# L'exercice
Poursuivez le texte ci-dessous sur l'économie russe et les investissements de George Soros, en reprenant juste après sa dernière phrase.

# Passage extrait
──────────
Elle ne l'a pourtant rendue publique qu'après s'être convaincue que la stabilisation politique était crédible -le président, malgré des indiscrétions sur une reprise de son penchant pour la vodka, affiche toujours une bonne forme-, et que la baisse de l'inflation, qui serait de 11 % sur l'année, s'appuie sur celle des intérêts de la dette intérieure, sur une bonne tenue de la monnaie et sur une reconstitution des réserves en or et devises, passées de 15 à 24 milliards de dollars en six mois. Ces assurances sont censées mettre le pays à l'abri d'une nouvelle crise du rouble, alors même qu'il reste fortement "dollarisé" : l'importation de billets verts, loin de diminuer, a encore augmenté cette année : 2,5 à 3 milliards de dollars sont achetés chaque mois par les banques autorisées.
L'autre "bonne nouvelle" a été apportée par le financier George Soros, le 29 juillet, au Financial Times : il a annoncé avoir changé d'avis sur la Russie depuis l'entrée au gouvernement du jeune Boris Nemtsov, l'ex-gouverneur de Nijni-Novgorod, qui promet de mettre fin au règne du "capitalisme de voleurs" dans son pays. M. Soros a révélé que ses fonds ont lourdement investi en Russie ces derniers mois, à son insu, a-t-il assuré. Mais il ne s'en plaint pas : "La Russie est devenue le marché émergent le plus intéressant du monde", et il s'est laissé convaincre d'injecter 980 millions de dollars, soit le plus gros placement unique de "portefeuille" à ce jour en Russie, dans la privatisation de Sviazinvest, le géant des télécommunications. Ce qui porte son engagement dans ce pays à 2,5 milliards de dollars, pour un total d'investissements étrangers ne dépassant pas les 6 à 8 milliards de dollars (comme dans la petite Hongrie). L'envers de la médaille est qu'il s'agit de placements "à risques", laissant par exemple Sviazinvest dépourvu d'un opérateur stratégique. George Soros pourrait être l'hirondelle qui ne fait pas le printemps : le "boom" des investissements dans le secteur réel de l'économie risque de se faire attendre encore quelques années, selon le ministère russe de l'économie.
──────────
(Quelques enregistrements)

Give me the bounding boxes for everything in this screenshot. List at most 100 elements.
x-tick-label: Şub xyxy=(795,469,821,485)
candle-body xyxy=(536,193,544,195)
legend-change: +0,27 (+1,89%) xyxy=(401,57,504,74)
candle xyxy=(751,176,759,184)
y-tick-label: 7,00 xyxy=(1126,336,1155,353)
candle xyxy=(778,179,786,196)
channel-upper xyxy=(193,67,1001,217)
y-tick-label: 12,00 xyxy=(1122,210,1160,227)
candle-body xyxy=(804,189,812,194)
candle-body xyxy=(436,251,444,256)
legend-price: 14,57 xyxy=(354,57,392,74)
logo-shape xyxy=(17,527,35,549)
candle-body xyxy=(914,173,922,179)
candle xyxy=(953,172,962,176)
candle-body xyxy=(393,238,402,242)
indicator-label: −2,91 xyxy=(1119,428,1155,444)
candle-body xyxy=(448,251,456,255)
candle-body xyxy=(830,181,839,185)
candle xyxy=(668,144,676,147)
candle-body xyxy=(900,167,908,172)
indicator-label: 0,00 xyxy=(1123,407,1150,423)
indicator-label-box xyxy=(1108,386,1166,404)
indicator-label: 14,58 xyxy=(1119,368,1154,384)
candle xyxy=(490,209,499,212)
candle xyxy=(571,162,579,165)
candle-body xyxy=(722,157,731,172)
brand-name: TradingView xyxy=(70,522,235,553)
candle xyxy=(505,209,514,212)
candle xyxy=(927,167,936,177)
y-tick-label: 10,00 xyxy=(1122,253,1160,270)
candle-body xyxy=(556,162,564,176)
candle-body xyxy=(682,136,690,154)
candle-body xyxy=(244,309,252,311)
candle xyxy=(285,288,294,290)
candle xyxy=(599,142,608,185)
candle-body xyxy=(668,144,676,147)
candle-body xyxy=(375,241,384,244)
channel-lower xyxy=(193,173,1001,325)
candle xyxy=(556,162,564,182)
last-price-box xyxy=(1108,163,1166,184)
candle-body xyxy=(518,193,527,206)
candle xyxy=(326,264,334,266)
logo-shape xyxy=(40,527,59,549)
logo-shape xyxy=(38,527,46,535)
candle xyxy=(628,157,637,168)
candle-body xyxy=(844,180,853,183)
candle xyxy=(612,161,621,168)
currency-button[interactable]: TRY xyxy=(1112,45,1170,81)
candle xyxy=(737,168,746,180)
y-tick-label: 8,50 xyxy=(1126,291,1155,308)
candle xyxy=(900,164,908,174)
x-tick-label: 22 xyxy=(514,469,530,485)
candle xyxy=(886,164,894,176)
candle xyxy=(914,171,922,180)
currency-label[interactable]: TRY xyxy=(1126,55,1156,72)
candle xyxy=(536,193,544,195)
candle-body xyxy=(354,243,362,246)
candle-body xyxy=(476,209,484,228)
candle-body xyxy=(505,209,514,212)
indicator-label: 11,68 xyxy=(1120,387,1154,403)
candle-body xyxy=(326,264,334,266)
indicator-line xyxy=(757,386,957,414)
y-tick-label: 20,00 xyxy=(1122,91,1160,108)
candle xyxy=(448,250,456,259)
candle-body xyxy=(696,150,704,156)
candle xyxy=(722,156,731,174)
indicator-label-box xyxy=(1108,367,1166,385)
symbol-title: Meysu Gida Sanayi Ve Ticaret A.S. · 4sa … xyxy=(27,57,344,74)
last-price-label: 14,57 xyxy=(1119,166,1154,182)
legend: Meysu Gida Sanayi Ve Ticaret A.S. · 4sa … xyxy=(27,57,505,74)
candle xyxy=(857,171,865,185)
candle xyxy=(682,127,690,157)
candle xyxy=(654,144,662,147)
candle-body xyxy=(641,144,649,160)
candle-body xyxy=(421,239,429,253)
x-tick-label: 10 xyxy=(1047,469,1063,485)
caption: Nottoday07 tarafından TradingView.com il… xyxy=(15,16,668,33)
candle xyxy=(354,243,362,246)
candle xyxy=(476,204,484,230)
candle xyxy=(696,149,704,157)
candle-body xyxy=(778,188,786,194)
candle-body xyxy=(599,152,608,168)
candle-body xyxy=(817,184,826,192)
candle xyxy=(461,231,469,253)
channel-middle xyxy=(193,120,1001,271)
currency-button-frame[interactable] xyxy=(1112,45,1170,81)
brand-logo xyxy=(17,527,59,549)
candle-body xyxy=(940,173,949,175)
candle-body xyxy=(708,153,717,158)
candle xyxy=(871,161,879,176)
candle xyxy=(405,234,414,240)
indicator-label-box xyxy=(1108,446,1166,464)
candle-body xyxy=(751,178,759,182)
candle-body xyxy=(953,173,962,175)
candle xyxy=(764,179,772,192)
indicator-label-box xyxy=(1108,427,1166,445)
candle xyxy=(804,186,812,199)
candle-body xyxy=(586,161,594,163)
──────────
# Réponse attendue
Les conditions ne sont pas remplies, estime-t-il, malgré la chute de l'inflation, la stabilisation des changes et la baisse des taux sur les bons du Trésor. Les banques russes ont fait fortune, depuis 1991, sur ces diverses distorsions de l'économie, sans sombrer dans la crise annoncée depuis leur privatisation. C'est que de nouveaux instruments "spéculatifs" apparaissent toujours. "Ceux qui ont de l'argent connaissent au moins dix façons de le placer avec profit sans investir dans la production", a déclaré, fin juin, le conseiller de la présidence Alexandre Livchits.
Un de ces instruments est la gestion de fonds budgétaires, dans un pays encore dépourvu d'agences du Trésor. Réservé aux grandes banques "amies du pouvoir", il fait aujourd'hui scandale. Après la levée de boucliers contre le favoritisme dont jouit la première banque commerciale russe, Onexim, qui a su attirer M. Soros à ses côtés pour investir dans Sviazinvest, le gouvernement a laissé entendre qu'il allait lui retirer la gestion de la trésorerie des douanes, grande source de ses profits. Mais beaucoup doutent d'un passage à l'acte.
Timide retour des capitaux
Un autre instrument est le nouveau marché des titres. Mais il est encore trop étroit, spéculatif et peu liquide. Il ne peut attirer les capitaux nécessaires pour assainir, restructurer et moderniser les vieilles entreprises endettées du pays. Les actifs du système bancaire russe actuel sont estimés à quelque 60 milliards de dollars, soit la moitié des besoins du seul secteur pétrolier pour maintenir son niveau actuel de production, selon la Banque mondiale.
La plupart des banques russes sont loin encore d'une gestion saine, mélangent clients et actionnaires, activités de crédit et d'investissement. Mais, par rapport aux années 1992-1994, celles des "pyramides" crapuleuses, les progrès sont indéniables. Ils devraient s'accentuer en automne, avec une meilleure réglementation des marchés financiers. Cela pourrait amener, espère-t-on à Moscou, jusqu'à 7 milliards de dollars d'investissements étrangers en 1997. C'est encore loin des 50 à 200 milliards de dollars qui ont fui illégalement depuis 1991. Mais une partie de cet argent russe reviendrait timidement, aujourd'hui, au pays, même si c'est par paradis fiscaux interposés.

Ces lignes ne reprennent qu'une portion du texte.